- **STATED TASK 1**
In the records, reproduce the lines from the one with "registry-unit-select[interactable]: Wyśmierzyce gm." up to and including the one with "voivodeship-value: mazowieckie <box>395".

- **PASSAGE**

-- begin --

His latest intervention, reported in The Independent today, is to claim that one in five of our jails is degenerating into conditions approaching those found in Wormwood Scrubs, which, since Sir David's damning report, has become a byword for the very worst practices in the penal system. Problems are acute in the so-called "local jails", institutions built in the last century and sited mostly in the middle of older urban centres, where high-risk-category prisoners are mixed with local offenders, perhaps on remand for minor offences. These institutions suffer from their age and the "negative culture" that prevails in them, whereby staff place too much emphasis on punishment and too little on rehabilitation and treat prisoners as "subordinates". Nor is this Sir David's only important concern. He has also drawn attention to the conditions in women's prisons, such as London's Holloway, and in young offenders' institutions, and to the incidence of drug-taking and rising suicide rates.

It is a formidable agenda, and one that is necessarily mostly hidden from the public gaze. It raises questions that ministers often find inconvenient to tackle. Compared with the NHS, there is little political capital to be made from prisons. Thus the need for Sir David to remain outspoken. Funding will always be a problem for prisons. But Sir David also has other obstacles to progress that are, if anything, even more stubborn.

The Prison Officers Association (POA) has proved itself to be a formidable trade union. It is, though, serving its members poorly when it so blindly defends "its own". Sir David and his inspectors have uncovered behaviour by prison officers that is inexcusable. British prisons cannot be reduced to the status of private playgrounds for the sadistic tendencies of even a tiny minority of officers. Being a prison officer is a stressful, dangerous and often thankless job. The profession has been neglected for too long. It needs modernisation: rapid promotion for the gifted, perhaps up to governor grades; and performance-related pay. This would do a lot to counter the "negative culture" that Sir David identified.

For different reasons, Sir David gets on the nerves of both the POA and the Home Office. Which suggests that he is getting it right.

-- end --

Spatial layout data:
-- begin --

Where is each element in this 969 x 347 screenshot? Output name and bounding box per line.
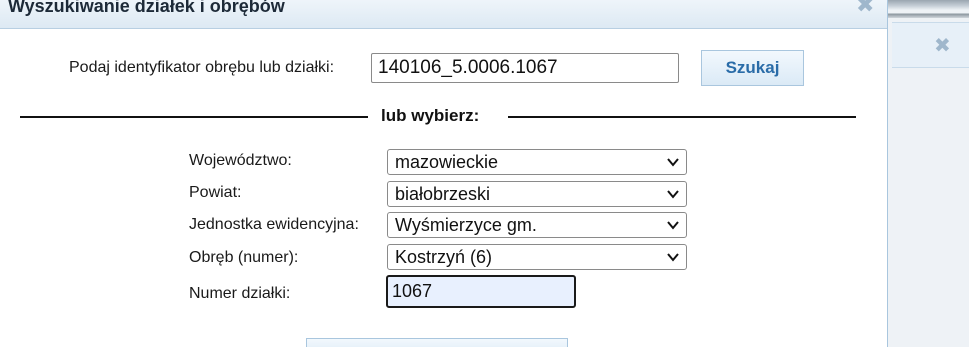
registry-unit-select[interactable]: Wyśmierzyce gm. <box>387 212 687 238</box>
chevron-down-icon <box>667 221 679 230</box>
side-panel-header-strip <box>888 0 969 18</box>
dialog-title: Wyszukiwanie działek i obrębów <box>8 0 285 16</box>
close-icon[interactable]: ✖ <box>934 35 951 57</box>
search-parcels-dialog: Wyszukiwanie działek i obrębów ✖ Podaj i… <box>0 0 888 347</box>
voivodeship-value: mazowieckie <box>395 152 499 172</box>
separator-label: lub wybierz: <box>381 106 480 125</box>
registry-unit-value: Wyśmierzyce gm. <box>395 215 537 235</box>
chevron-down-icon <box>667 158 679 167</box>
precinct-label: Obręb (numer): <box>189 249 299 266</box>
voivodeship-label: Województwo: <box>189 152 292 169</box>
county-select[interactable]: białobrzeski <box>387 181 687 207</box>
identifier-search-input[interactable] <box>371 53 679 83</box>
county-value: białobrzeski <box>395 184 491 204</box>
chevron-down-icon <box>667 253 679 262</box>
voivodeship-select[interactable]: mazowieckie <box>387 149 687 175</box>
parcel-number-input[interactable] <box>386 275 576 308</box>
separator-line-right <box>508 116 856 118</box>
side-panel-titlebar: ✖ <box>892 22 969 68</box>
registry-unit-label: Jednostka ewidencyjna: <box>189 216 359 233</box>
close-icon[interactable]: ✖ <box>856 0 874 16</box>
precinct-value: Kostrzyń (6) <box>395 247 493 267</box>
county-label: Powiat: <box>189 184 242 201</box>
parcel-number-label: Numer działki: <box>189 285 291 302</box>
search-label: Podaj identyfikator obrębu lub działki: <box>69 59 335 76</box>
separator-line-left <box>20 116 368 118</box>
bottom-action-button[interactable] <box>306 338 568 347</box>
chevron-down-icon <box>667 190 679 199</box>
search-button[interactable]: Szukaj <box>701 50 804 86</box>
dialog-titlebar[interactable]: Wyszukiwanie działek i obrębów ✖ <box>0 0 887 29</box>
precinct-select[interactable]: Kostrzyń (6) <box>387 244 687 270</box>
side-panel: ✖ <box>888 0 969 347</box>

-- end --

- **STATED TASK 2**
Translate this sentence from the passage on prisons into Spanish: "Funding will always be a problem for prisons."

- **FULL SOLUTION 1**
registry-unit-select[interactable]: Wyśmierzyce gm. <box>387 212 687 238</box>
chevron-down-icon <box>667 221 679 230</box>
side-panel-header-strip <box>888 0 969 18</box>
dialog-title: Wyszukiwanie działek i obrębów <box>8 0 285 16</box>
close-icon[interactable]: ✖ <box>934 35 951 57</box>
search-parcels-dialog: Wyszukiwanie działek i obrębów ✖ Podaj i… <box>0 0 888 347</box>
voivodeship-value: mazowieckie <box>395 152 499 172</box>

- **FULL SOLUTION 2**
La financiación siempre será un problema para las prisiones.